Reproduce the listing below verbatim.

Items listed in a dataset
******************************
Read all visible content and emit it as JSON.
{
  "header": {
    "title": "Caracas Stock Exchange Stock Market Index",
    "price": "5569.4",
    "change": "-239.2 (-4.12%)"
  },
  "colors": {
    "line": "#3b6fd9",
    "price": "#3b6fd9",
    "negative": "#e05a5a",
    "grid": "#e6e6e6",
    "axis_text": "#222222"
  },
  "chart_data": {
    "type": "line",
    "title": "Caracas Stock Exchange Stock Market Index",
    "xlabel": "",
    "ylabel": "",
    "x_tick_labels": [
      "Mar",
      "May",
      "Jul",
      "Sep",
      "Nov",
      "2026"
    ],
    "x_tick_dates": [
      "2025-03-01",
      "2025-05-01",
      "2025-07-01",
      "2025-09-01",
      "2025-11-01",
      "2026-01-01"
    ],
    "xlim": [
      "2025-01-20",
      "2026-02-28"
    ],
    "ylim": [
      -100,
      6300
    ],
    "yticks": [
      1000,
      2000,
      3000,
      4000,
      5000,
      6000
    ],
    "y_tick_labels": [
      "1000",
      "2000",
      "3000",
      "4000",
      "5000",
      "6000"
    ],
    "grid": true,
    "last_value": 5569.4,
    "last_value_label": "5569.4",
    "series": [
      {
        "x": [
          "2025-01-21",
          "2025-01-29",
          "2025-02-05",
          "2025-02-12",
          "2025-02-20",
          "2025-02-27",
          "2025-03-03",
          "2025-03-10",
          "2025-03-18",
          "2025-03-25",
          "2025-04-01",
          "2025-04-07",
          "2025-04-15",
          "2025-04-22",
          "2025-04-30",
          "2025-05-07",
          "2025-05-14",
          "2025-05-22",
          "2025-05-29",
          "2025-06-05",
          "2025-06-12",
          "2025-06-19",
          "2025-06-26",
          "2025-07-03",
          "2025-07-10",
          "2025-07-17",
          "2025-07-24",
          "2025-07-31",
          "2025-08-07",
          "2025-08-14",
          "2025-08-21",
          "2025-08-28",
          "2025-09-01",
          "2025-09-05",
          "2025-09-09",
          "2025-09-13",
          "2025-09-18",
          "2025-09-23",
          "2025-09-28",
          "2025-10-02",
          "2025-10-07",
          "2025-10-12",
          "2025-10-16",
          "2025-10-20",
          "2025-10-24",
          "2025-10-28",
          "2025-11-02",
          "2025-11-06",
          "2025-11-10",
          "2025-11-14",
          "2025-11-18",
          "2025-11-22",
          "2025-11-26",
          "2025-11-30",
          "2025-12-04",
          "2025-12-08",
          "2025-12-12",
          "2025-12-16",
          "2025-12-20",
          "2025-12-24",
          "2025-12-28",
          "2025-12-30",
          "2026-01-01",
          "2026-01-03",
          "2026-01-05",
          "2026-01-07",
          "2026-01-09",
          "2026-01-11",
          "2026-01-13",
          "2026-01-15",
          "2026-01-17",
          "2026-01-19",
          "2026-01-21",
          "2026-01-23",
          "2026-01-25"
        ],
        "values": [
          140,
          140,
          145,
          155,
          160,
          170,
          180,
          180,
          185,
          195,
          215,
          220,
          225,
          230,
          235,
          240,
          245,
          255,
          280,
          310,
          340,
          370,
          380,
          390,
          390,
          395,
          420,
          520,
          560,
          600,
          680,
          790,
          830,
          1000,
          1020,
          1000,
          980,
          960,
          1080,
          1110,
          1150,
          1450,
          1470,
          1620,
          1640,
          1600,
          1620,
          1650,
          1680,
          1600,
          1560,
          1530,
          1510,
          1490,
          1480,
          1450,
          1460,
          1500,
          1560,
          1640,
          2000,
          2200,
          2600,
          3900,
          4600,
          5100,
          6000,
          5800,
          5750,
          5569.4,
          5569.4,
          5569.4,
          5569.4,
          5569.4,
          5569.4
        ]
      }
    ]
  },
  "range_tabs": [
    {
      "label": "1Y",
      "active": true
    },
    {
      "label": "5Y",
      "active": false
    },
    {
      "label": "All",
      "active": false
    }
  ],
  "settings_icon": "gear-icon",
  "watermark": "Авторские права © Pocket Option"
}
******************************
**RESULT OF THE TASK:**
Read all visible content and emit it as JSON.
{
  "header": {
    "title": "Caracas Stock Exchange Stock Market Index",
    "price": "5569.4",
    "change": "-239.2 (-4.12%)"
  },
  "colors": {
    "line": "#3b6fd9",
    "price": "#3b6fd9",
    "negative": "#e05a5a",
    "grid": "#e6e6e6",
    "axis_text": "#222222"
  },
  "chart_data": {
    "type": "line",
    "title": "Caracas Stock Exchange Stock Market Index",
    "xlabel": "",
    "ylabel": "",
    "x_tick_labels": [
      "Mar",
      "May",
      "Jul",
      "Sep",
      "Nov",
      "2026"
    ],
    "x_tick_dates": [
      "2025-03-01",
      "2025-05-01",
      "2025-07-01",
      "2025-09-01",
      "2025-11-01",
      "2026-01-01"
    ],
    "xlim": [
      "2025-01-20",
      "2026-02-28"
    ],
    "ylim": [
      -100,
      6300
    ],
    "yticks": [
      1000,
      2000,
      3000,
      4000,
      5000,
      6000
    ],
    "y_tick_labels": [
      "1000",
      "2000",
      "3000",
      "4000",
      "5000",
      "6000"
    ],
    "grid": true,
    "last_value": 5569.4,
    "last_value_label": "5569.4",
    "series": [
      {
        "x": [
          "2025-01-21",
          "2025-01-29",
          "2025-02-05",
          "2025-02-12",
          "2025-02-20",
          "2025-02-27",
          "2025-03-03",
          "2025-03-10",
          "2025-03-18",
          "2025-03-25",
          "2025-04-01",
          "2025-04-07",
          "2025-04-15",
          "2025-04-22",
          "2025-04-30",
          "2025-05-07",
          "2025-05-14",
          "2025-05-22",
          "2025-05-29",
          "2025-06-05",
          "2025-06-12",
          "2025-06-19",
          "2025-06-26",
          "2025-07-03",
          "2025-07-10",
          "2025-07-17",
          "2025-07-24",
          "2025-07-31",
          "2025-08-07",
          "2025-08-14",
          "2025-08-21",
          "2025-08-28",
          "2025-09-01",
          "2025-09-05",
          "2025-09-09",
          "2025-09-13",
          "2025-09-18",
          "2025-09-23",
          "2025-09-28",
          "2025-10-02",
          "2025-10-07",
          "2025-10-12",
          "2025-10-16",
          "2025-10-20",
          "2025-10-24",
          "2025-10-28",
          "2025-11-02",
          "2025-11-06",
          "2025-11-10",
          "2025-11-14",
          "2025-11-18",
          "2025-11-22",
          "2025-11-26",
          "2025-11-30",
          "2025-12-04",
          "2025-12-08",
          "2025-12-12",
          "2025-12-16",
          "2025-12-20",
          "2025-12-24",
          "2025-12-28",
          "2025-12-30",
          "2026-01-01",
          "2026-01-03",
          "2026-01-05",
          "2026-01-07",
          "2026-01-09",
          "2026-01-11",
          "2026-01-13",
          "2026-01-15",
          "2026-01-17",
          "2026-01-19",
          "2026-01-21",
          "2026-01-23",
          "2026-01-25"
        ],
        "values": [
          140,
          140,
          145,
          155,
          160,
          170,
          180,
          180,
          185,
          195,
          215,
          220,
          225,
          230,
          235,
          240,
          245,
          255,
          280,
          310,
          340,
          370,
          380,
          390,
          390,
          395,
          420,
          520,
          560,
          600,
          680,
          790,
          830,
          1000,
          1020,
          1000,
          980,
          960,
          1080,
          1110,
          1150,
          1450,
          1470,
          1620,
          1640,
          1600,
          1620,
          1650,
          1680,
          1600,
          1560,
          1530,
          1510,
          1490,
          1480,
          1450,
          1460,
          1500,
          1560,
          1640,
          2000,
          2200,
          2600,
          3900,
          4600,
          5100,
          6000,
          5800,
          5750,
          5569.4,
          5569.4,
          5569.4,
          5569.4,
          5569.4,
          5569.4
        ]
      }
    ]
  },
  "range_tabs": [
    {
      "label": "1Y",
      "active": true
    },
    {
      "label": "5Y",
      "active": false
    },
    {
      "label": "All",
      "active": false
    }
  ],
  "settings_icon": "gear-icon",
  "watermark": "Авторские права © Pocket Option"
}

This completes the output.